● **Stated problem**: Transcribe each record exactly. Include every one.

Dataset records:
================

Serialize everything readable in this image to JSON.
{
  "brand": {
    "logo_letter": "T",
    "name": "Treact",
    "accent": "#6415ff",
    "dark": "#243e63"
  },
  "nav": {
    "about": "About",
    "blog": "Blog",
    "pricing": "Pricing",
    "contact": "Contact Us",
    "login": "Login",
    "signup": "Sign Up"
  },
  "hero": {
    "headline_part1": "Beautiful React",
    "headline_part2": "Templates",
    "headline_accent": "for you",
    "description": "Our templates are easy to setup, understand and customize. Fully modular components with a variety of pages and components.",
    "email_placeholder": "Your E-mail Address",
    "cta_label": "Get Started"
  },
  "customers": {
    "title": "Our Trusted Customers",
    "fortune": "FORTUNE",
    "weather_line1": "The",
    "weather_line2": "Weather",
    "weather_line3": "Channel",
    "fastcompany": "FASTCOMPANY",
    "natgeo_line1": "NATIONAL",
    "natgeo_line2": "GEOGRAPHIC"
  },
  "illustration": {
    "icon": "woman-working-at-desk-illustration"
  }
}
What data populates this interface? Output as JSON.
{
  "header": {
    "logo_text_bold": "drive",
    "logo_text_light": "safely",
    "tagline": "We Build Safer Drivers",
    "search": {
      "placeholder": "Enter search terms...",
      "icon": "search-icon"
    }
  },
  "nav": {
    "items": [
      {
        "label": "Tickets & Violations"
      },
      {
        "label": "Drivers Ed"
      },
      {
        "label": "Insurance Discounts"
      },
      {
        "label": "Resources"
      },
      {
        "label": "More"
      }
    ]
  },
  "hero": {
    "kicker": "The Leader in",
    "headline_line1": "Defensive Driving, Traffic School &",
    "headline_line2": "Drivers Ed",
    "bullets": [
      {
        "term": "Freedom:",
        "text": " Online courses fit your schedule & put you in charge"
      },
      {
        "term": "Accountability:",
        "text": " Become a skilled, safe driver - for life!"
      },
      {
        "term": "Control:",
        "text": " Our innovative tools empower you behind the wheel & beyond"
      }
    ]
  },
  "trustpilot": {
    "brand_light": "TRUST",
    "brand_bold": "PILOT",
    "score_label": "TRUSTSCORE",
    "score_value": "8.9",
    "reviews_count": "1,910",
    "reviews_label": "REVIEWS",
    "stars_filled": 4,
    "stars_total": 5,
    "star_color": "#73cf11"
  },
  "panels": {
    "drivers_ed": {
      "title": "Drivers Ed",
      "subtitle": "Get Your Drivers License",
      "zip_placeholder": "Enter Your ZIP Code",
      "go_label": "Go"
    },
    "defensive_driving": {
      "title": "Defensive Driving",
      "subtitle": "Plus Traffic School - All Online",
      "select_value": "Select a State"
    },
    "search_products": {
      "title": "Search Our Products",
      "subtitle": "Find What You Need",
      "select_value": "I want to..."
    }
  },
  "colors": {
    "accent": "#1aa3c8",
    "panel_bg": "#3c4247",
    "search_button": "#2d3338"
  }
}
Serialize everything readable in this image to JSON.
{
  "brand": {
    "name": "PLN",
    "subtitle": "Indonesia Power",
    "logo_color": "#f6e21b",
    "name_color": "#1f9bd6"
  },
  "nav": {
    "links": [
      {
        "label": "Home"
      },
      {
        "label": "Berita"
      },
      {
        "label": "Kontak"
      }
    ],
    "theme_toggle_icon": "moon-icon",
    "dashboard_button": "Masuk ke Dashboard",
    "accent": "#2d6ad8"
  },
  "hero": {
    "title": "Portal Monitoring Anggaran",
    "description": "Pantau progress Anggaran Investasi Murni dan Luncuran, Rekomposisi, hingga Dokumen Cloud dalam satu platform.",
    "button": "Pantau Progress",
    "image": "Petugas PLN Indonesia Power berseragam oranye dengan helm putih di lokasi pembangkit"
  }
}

================

● **Result of this task**:
Serialize everything readable in this image to JSON.
{
  "brand": {
    "logo_letter": "T",
    "name": "Treact",
    "accent": "#6415ff",
    "dark": "#243e63"
  },
  "nav": {
    "about": "About",
    "blog": "Blog",
    "pricing": "Pricing",
    "contact": "Contact Us",
    "login": "Login",
    "signup": "Sign Up"
  },
  "hero": {
    "headline_part1": "Beautiful React",
    "headline_part2": "Templates",
    "headline_accent": "for you",
    "description": "Our templates are easy to setup, understand and customize. Fully modular components with a variety of pages and components.",
    "email_placeholder": "Your E-mail Address",
    "cta_label": "Get Started"
  },
  "customers": {
    "title": "Our Trusted Customers",
    "fortune": "FORTUNE",
    "weather_line1": "The",
    "weather_line2": "Weather",
    "weather_line3": "Channel",
    "fastcompany": "FASTCOMPANY",
    "natgeo_line1": "NATIONAL",
    "natgeo_line2": "GEOGRAPHIC"
  },
  "illustration": {
    "icon": "woman-working-at-desk-illustration"
  }
}
What data populates this interface? Output as JSON.
{
  "header": {
    "logo_text_bold": "drive",
    "logo_text_light": "safely",
    "tagline": "We Build Safer Drivers",
    "search": {
      "placeholder": "Enter search terms...",
      "icon": "search-icon"
    }
  },
  "nav": {
    "items": [
      {
        "label": "Tickets & Violations"
      },
      {
        "label": "Drivers Ed"
      },
      {
        "label": "Insurance Discounts"
      },
      {
        "label": "Resources"
      },
      {
        "label": "More"
      }
    ]
  },
  "hero": {
    "kicker": "The Leader in",
    "headline_line1": "Defensive Driving, Traffic School &",
    "headline_line2": "Drivers Ed",
    "bullets": [
      {
        "term": "Freedom:",
        "text": " Online courses fit your schedule & put you in charge"
      },
      {
        "term": "Accountability:",
        "text": " Become a skilled, safe driver - for life!"
      },
      {
        "term": "Control:",
        "text": " Our innovative tools empower you behind the wheel & beyond"
      }
    ]
  },
  "trustpilot": {
    "brand_light": "TRUST",
    "brand_bold": "PILOT",
    "score_label": "TRUSTSCORE",
    "score_value": "8.9",
    "reviews_count": "1,910",
    "reviews_label": "REVIEWS",
    "stars_filled": 4,
    "stars_total": 5,
    "star_color": "#73cf11"
  },
  "panels": {
    "drivers_ed": {
      "title": "Drivers Ed",
      "subtitle": "Get Your Drivers License",
      "zip_placeholder": "Enter Your ZIP Code",
      "go_label": "Go"
    },
    "defensive_driving": {
      "title": "Defensive Driving",
      "subtitle": "Plus Traffic School - All Online",
      "select_value": "Select a State"
    },
    "search_products": {
      "title": "Search Our Products",
      "subtitle": "Find What You Need",
      "select_value": "I want to..."
    }
  },
  "colors": {
    "accent": "#1aa3c8",
    "panel_bg": "#3c4247",
    "search_button": "#2d3338"
  }
}
Serialize everything readable in this image to JSON.
{
  "brand": {
    "name": "PLN",
    "subtitle": "Indonesia Power",
    "logo_color": "#f6e21b",
    "name_color": "#1f9bd6"
  },
  "nav": {
    "links": [
      {
        "label": "Home"
      },
      {
        "label": "Berita"
      },
      {
        "label": "Kontak"
      }
    ],
    "theme_toggle_icon": "moon-icon",
    "dashboard_button": "Masuk ke Dashboard",
    "accent": "#2d6ad8"
  },
  "hero": {
    "title": "Portal Monitoring Anggaran",
    "description": "Pantau progress Anggaran Investasi Murni dan Luncuran, Rekomposisi, hingga Dokumen Cloud dalam satu platform.",
    "button": "Pantau Progress",
    "image": "Petugas PLN Indonesia Power berseragam oranye dengan helm putih di lokasi pembangkit"
  }
}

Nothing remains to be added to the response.